◆ Task description
Keep only the lines of the listing that include the word "your", and copy them.

◆ Input

◇ ◇ ◇ ◇ ◇ ◇ ◇

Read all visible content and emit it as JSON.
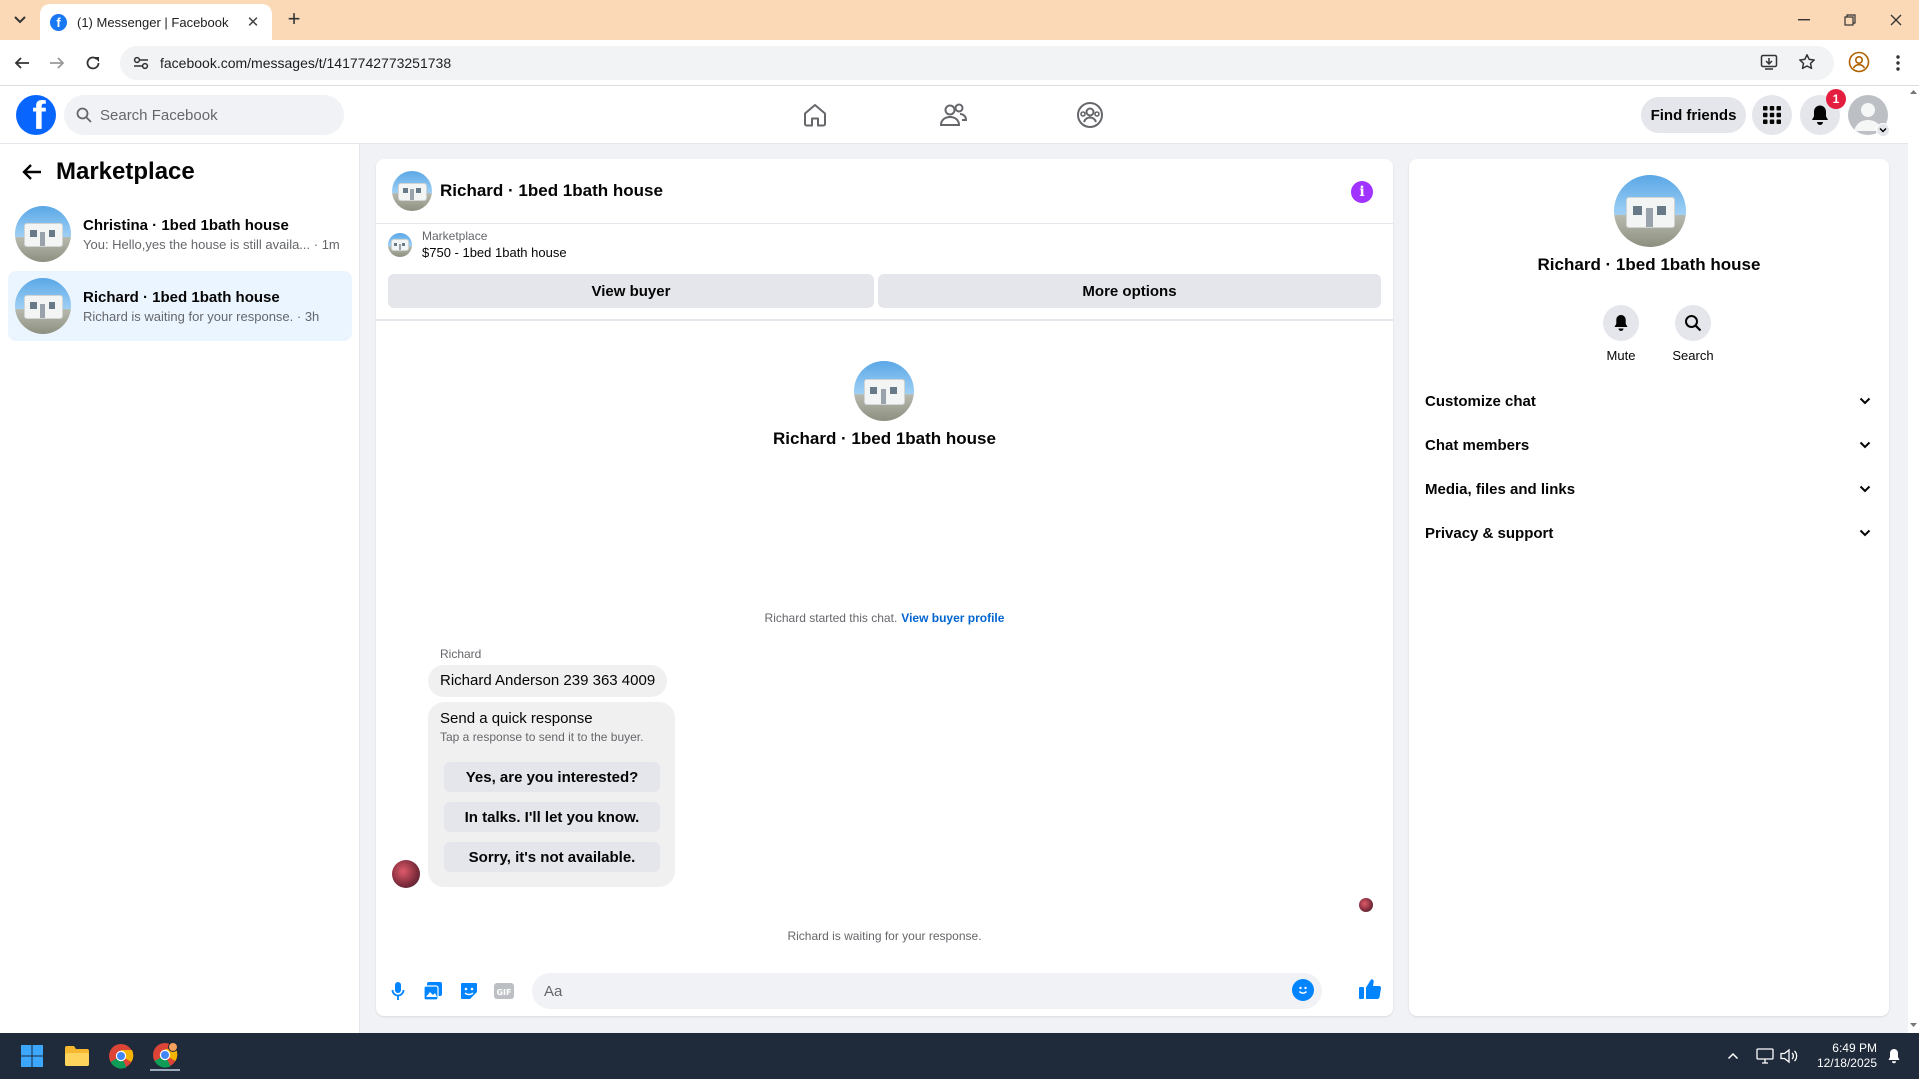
{
  "browser": {
    "tab_title": "(1) Messenger | Facebook",
    "tab_favicon": "f",
    "url": "facebook.com/messages/t/1417742773251738",
    "icons": [
      "tab-list-icon",
      "new-tab-icon",
      "minimize-icon",
      "maximize-icon",
      "close-icon",
      "back-icon",
      "forward-icon",
      "reload-icon",
      "site-settings-icon",
      "install-app-icon",
      "bookmark-star-icon",
      "profile-icon",
      "kebab-menu-icon"
    ]
  },
  "header": {
    "logo": "f",
    "search_placeholder": "Search Facebook",
    "nav": [
      "home-icon",
      "friends-icon",
      "groups-icon"
    ],
    "find_friends": "Find friends",
    "notification_count": "1",
    "colors": {
      "brand": "#0866ff",
      "badge": "#e41e3f"
    }
  },
  "left": {
    "title": "Marketplace",
    "conversations": [
      {
        "name": "Christina · 1bed 1bath house",
        "preview": "You: Hello,yes the house is still availa... · 1m",
        "active": false
      },
      {
        "name": "Richard · 1bed 1bath house",
        "preview": "Richard is waiting for your response. · 3h",
        "active": true
      }
    ]
  },
  "chat": {
    "title": "Richard · 1bed 1bath house",
    "listing": {
      "label": "Marketplace",
      "detail": "$750 - 1bed 1bath house"
    },
    "view_buyer": "View buyer",
    "more_options": "More options",
    "intro_name": "Richard · 1bed 1bath house",
    "started_text": "Richard started this chat.",
    "started_link": "View buyer profile",
    "sender": "Richard",
    "message": "Richard Anderson 239 363 4009",
    "quick": {
      "title": "Send a quick response",
      "subtitle": "Tap a response to send it to the buyer.",
      "options": [
        "Yes, are you interested?",
        "In talks. I'll let you know.",
        "Sorry, it's not available."
      ]
    },
    "waiting": "Richard is waiting for your response.",
    "input_placeholder": "Aa",
    "colors": {
      "accent": "#0084ff",
      "info": "#a033ff"
    }
  },
  "right": {
    "name": "Richard · 1bed 1bath house",
    "actions": [
      "Mute",
      "Search"
    ],
    "sections": [
      "Customize chat",
      "Chat members",
      "Media, files and links",
      "Privacy & support"
    ]
  },
  "taskbar": {
    "time": "6:49 PM",
    "date": "12/18/2025",
    "icons": [
      "windows-start-icon",
      "file-explorer-icon",
      "chrome-icon",
      "chrome-profile-icon",
      "tray-chevron-icon",
      "network-icon",
      "volume-icon",
      "notifications-bell-icon"
    ]
  }
}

◇ ◇ ◇ ◇ ◇ ◇ ◇

◆ Answer to this exercise
        "preview": "Richard is waiting for your response. · 3h",
    "waiting": "Richard is waiting for your response.",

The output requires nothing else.